> **Requirement**: Count how many lines of the data include "Conference". The answer is that number and nothing else.

> **Material supplied**:
—————

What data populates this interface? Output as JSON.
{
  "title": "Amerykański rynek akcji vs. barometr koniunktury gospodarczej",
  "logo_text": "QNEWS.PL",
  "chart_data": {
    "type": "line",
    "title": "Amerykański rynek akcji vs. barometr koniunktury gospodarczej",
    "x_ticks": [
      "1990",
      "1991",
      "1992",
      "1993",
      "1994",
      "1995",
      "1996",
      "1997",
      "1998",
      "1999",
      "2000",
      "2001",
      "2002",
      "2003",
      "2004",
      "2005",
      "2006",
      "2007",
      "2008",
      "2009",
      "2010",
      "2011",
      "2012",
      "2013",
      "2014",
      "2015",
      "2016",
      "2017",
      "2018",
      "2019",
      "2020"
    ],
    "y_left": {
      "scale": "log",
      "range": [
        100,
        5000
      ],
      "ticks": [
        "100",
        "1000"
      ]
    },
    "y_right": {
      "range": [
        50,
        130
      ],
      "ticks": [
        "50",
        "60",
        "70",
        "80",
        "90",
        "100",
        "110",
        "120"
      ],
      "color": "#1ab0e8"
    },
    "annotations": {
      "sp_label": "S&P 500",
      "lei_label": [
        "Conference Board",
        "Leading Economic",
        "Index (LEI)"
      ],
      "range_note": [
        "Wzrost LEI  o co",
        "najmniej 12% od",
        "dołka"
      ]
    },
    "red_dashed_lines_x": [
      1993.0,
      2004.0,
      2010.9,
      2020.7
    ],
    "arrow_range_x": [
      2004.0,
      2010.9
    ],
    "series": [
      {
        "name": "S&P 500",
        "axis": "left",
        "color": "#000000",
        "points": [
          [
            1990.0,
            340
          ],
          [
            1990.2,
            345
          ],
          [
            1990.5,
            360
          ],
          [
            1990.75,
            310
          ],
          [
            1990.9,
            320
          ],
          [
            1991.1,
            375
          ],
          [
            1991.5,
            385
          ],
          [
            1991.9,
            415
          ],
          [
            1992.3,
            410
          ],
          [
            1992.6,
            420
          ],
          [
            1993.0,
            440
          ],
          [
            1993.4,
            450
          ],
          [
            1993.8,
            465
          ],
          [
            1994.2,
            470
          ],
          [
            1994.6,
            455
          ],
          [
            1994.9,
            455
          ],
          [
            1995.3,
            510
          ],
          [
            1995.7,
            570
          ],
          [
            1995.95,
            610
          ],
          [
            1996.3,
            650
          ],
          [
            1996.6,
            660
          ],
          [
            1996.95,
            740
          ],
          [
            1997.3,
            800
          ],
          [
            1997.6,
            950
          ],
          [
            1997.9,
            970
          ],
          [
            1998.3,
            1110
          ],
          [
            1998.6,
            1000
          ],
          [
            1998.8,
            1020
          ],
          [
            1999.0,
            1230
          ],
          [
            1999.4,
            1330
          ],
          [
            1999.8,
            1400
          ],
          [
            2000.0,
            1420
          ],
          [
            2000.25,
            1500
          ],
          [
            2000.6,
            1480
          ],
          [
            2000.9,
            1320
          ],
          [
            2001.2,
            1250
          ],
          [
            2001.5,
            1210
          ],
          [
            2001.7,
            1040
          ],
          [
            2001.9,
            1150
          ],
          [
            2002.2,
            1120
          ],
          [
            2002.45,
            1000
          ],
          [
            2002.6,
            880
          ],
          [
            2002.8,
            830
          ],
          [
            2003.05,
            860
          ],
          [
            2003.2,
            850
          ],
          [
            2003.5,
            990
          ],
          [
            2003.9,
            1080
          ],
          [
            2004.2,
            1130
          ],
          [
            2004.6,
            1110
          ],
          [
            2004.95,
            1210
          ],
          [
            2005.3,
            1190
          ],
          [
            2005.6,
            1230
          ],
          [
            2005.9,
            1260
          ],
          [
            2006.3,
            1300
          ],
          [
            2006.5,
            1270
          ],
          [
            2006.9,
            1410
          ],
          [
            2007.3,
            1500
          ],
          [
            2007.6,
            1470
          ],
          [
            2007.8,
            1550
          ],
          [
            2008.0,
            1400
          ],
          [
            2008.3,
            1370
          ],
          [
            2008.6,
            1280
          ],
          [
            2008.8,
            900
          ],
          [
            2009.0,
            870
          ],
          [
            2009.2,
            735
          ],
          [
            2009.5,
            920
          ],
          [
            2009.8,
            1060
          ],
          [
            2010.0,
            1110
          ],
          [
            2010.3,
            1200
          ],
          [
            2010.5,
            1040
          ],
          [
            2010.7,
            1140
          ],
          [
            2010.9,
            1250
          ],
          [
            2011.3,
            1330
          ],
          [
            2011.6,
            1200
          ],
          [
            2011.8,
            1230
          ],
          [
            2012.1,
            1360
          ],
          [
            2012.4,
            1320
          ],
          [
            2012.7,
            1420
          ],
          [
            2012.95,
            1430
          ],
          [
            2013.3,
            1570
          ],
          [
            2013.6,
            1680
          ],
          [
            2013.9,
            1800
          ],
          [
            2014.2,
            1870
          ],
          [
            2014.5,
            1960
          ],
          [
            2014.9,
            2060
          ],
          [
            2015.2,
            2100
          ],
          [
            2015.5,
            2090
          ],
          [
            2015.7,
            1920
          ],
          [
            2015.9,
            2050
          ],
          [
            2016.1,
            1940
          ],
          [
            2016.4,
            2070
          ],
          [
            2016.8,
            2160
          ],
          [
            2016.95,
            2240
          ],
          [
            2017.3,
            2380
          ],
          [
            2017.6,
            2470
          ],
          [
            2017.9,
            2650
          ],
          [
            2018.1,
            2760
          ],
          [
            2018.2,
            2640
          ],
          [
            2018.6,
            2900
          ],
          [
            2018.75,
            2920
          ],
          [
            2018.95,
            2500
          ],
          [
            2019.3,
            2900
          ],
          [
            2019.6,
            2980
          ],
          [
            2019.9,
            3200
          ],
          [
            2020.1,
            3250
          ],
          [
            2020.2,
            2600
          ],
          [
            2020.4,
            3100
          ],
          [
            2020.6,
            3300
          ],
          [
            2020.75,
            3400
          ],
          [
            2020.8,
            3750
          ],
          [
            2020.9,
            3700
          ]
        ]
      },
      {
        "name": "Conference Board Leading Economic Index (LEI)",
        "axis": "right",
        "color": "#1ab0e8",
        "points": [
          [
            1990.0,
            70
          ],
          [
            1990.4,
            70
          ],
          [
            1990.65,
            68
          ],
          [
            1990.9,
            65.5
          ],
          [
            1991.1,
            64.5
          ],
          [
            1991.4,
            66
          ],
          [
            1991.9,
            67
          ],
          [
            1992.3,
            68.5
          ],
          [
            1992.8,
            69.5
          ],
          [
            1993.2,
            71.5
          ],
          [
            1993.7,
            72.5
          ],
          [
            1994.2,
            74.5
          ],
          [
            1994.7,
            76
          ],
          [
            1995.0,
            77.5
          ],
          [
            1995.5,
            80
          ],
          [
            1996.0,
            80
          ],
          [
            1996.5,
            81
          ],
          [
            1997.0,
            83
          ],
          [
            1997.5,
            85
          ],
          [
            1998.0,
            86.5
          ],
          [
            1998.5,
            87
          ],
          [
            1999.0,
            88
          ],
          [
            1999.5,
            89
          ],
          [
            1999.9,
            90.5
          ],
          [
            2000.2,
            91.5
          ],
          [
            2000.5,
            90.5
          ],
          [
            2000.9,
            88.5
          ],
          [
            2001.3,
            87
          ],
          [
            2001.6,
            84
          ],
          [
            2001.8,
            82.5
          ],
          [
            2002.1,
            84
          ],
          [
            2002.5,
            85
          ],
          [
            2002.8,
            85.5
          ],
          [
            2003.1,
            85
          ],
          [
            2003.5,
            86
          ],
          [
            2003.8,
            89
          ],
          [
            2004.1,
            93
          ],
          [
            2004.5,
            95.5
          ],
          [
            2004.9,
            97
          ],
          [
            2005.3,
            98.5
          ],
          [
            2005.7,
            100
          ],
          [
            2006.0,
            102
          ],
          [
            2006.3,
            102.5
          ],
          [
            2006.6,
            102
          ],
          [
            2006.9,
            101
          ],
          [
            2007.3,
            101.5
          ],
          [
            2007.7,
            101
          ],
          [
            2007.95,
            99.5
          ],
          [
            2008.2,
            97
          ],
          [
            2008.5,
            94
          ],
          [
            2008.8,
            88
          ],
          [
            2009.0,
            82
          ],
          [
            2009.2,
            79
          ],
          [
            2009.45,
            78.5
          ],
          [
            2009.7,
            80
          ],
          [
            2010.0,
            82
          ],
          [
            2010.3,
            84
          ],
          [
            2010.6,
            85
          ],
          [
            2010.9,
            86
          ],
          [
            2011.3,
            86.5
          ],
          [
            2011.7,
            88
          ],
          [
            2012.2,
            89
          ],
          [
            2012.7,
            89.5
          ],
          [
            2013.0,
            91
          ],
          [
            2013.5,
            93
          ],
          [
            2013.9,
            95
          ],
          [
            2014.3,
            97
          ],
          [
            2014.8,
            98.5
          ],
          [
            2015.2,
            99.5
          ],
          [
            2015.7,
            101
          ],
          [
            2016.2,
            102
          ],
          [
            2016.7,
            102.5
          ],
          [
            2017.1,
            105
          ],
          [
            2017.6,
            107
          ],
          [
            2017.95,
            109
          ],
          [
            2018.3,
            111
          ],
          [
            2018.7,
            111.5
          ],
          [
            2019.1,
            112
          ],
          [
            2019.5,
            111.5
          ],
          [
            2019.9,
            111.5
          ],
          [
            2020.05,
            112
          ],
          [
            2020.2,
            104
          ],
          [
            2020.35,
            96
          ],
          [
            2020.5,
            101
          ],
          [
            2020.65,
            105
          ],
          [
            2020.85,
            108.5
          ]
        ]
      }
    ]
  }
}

—————

> **Finished exercise**: 2